→ **WORK REQUIRED**
Copy every line of the records below that holds the word "Lolos".
++++++
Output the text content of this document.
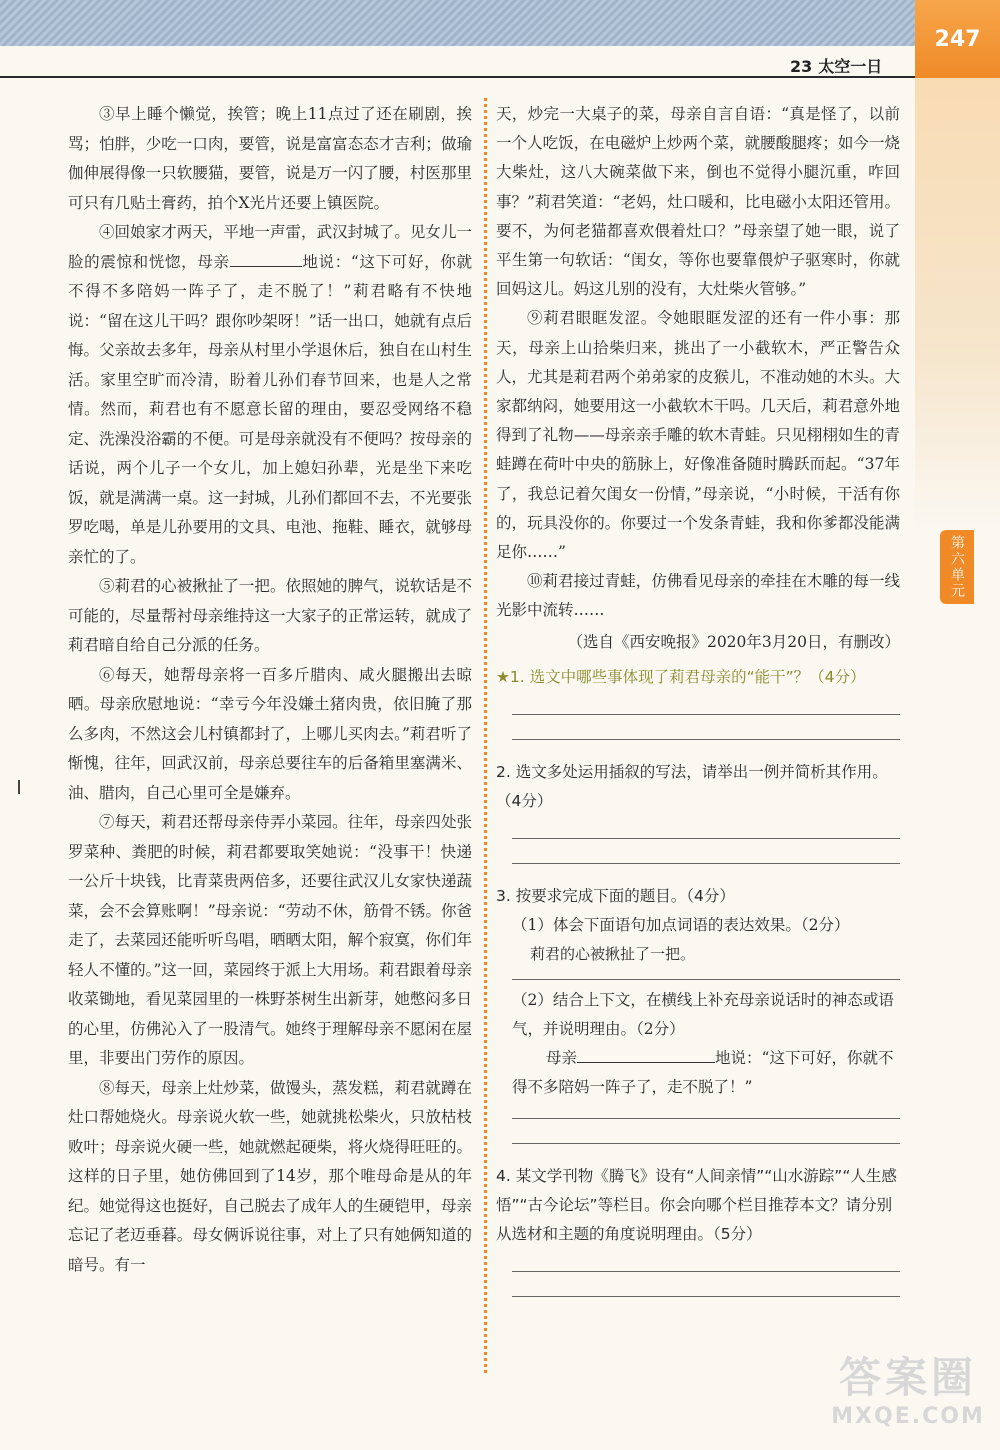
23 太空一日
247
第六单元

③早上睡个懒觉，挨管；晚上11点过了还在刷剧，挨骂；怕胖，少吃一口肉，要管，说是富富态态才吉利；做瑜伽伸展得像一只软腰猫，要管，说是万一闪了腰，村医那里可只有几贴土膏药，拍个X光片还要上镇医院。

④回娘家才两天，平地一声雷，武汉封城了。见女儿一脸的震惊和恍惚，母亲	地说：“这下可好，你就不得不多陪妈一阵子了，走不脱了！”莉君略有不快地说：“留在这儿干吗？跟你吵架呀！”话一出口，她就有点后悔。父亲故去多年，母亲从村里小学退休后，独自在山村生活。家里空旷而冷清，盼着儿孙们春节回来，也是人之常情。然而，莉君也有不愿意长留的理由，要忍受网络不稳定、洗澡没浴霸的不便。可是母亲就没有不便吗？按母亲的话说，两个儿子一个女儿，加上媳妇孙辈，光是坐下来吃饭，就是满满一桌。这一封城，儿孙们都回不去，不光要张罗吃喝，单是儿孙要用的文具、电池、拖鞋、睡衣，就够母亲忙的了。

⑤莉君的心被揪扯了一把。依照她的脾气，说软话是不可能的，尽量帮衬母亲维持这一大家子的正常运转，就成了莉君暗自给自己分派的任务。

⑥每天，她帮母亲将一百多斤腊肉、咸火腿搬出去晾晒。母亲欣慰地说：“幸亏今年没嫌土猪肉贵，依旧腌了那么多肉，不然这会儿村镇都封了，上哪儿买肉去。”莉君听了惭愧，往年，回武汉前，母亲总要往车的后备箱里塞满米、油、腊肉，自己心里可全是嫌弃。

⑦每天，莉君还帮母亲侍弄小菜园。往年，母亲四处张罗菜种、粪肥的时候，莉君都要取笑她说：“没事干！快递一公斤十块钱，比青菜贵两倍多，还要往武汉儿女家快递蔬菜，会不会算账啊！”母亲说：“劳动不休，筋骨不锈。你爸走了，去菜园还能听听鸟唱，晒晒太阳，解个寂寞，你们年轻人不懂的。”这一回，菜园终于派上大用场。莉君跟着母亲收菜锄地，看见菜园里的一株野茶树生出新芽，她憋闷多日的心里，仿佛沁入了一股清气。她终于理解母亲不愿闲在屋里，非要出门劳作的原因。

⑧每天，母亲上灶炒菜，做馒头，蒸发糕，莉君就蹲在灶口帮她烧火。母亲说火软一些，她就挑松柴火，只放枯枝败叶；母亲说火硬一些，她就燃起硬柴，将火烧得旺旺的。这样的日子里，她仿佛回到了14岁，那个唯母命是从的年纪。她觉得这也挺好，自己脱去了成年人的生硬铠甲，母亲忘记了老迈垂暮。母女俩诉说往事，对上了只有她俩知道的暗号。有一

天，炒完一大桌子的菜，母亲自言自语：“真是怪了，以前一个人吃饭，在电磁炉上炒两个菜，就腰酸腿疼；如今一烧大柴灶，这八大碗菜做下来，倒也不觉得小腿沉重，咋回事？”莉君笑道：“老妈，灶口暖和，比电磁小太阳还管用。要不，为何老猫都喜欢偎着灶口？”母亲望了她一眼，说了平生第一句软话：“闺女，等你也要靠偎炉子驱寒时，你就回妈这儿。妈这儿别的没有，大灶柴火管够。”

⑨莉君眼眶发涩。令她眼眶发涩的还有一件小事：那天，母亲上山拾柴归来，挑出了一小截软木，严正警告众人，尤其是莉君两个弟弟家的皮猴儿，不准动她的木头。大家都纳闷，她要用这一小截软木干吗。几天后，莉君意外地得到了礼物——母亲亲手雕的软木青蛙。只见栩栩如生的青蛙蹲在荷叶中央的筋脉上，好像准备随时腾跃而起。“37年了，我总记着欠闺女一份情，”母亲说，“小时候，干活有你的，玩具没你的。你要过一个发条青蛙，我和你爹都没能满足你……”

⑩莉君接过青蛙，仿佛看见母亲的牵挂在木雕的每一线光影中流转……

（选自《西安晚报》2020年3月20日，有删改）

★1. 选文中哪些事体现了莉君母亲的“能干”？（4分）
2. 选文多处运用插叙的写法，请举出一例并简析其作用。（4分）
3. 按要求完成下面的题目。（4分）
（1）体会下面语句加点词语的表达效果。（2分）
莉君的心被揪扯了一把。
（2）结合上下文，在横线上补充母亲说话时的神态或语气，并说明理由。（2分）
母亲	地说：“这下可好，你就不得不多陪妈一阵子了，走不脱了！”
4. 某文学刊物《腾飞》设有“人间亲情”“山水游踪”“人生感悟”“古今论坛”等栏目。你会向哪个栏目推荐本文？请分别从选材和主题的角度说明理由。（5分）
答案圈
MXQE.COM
++++++
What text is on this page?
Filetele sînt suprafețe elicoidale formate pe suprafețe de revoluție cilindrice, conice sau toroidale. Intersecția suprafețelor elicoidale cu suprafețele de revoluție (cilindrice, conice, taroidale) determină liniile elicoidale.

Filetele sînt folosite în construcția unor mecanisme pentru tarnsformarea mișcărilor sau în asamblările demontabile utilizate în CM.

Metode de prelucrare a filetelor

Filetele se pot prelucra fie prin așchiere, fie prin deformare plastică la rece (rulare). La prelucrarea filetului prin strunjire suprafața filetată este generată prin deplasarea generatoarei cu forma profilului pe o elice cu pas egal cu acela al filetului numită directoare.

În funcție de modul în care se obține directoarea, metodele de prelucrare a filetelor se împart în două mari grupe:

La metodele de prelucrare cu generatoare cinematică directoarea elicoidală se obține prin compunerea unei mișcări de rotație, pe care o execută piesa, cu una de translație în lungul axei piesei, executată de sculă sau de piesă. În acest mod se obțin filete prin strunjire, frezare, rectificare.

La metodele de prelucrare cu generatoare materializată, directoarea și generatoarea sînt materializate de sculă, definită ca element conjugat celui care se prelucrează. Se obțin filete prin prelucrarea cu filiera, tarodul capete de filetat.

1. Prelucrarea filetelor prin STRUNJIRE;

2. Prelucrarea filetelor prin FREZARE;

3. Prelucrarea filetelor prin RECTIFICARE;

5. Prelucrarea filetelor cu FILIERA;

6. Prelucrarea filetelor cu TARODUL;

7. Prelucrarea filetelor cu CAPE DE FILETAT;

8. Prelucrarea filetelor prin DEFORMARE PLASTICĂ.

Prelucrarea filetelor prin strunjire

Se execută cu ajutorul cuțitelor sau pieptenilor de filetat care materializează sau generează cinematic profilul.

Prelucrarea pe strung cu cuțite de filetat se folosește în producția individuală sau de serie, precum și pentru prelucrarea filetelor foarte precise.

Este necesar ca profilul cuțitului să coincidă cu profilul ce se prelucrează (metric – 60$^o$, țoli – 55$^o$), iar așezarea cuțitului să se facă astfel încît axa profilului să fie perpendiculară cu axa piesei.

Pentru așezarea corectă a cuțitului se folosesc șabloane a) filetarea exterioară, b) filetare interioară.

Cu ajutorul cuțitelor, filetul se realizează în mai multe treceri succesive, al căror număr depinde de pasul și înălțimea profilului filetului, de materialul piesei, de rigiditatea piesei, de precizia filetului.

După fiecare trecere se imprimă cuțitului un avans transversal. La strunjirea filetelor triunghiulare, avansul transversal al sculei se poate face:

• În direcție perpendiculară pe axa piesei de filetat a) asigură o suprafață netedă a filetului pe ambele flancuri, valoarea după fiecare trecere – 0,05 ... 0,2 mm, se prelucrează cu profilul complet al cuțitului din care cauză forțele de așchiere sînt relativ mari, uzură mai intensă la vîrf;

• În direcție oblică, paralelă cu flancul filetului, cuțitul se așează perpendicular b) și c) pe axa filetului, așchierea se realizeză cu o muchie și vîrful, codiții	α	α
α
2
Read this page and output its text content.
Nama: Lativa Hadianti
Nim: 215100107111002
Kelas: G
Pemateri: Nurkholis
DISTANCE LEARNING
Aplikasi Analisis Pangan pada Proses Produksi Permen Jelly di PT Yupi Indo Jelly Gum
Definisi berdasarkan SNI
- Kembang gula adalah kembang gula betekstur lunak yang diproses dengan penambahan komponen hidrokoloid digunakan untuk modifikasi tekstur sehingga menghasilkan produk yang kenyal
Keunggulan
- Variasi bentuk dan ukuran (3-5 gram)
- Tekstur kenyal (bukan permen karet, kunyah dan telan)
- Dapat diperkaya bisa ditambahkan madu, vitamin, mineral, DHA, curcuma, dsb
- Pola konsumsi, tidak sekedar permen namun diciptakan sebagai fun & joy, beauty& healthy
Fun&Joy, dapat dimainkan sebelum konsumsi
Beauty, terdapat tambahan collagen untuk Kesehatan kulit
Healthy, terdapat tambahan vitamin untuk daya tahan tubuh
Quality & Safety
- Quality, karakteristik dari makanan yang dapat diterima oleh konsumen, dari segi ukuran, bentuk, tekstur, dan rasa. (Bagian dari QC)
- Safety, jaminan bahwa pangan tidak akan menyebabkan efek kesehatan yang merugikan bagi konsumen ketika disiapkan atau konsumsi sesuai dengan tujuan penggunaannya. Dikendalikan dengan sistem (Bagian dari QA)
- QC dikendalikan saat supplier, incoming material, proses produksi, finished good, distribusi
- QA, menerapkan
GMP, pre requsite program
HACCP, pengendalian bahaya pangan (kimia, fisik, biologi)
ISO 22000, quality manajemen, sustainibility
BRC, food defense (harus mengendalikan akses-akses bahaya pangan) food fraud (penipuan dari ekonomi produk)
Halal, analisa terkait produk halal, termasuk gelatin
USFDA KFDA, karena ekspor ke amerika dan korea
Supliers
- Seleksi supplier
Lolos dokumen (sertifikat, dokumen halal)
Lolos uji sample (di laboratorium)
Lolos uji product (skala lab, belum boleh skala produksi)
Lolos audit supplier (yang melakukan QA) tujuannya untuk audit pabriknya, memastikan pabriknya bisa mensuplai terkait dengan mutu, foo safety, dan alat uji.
++++++
→ **SOLUTION FOR THIS EXERCISE**
Lolos dokumen (sertifikat, dokumen halal)
Lolos uji sample (di laboratorium)
Lolos uji product (skala lab, belum boleh skala produksi)
Lolos audit supplier (yang melakukan QA) tujuannya untuk audit pabriknya, memastikan pabriknya bisa mensuplai terkait dengan mutu, foo safety, dan alat uji.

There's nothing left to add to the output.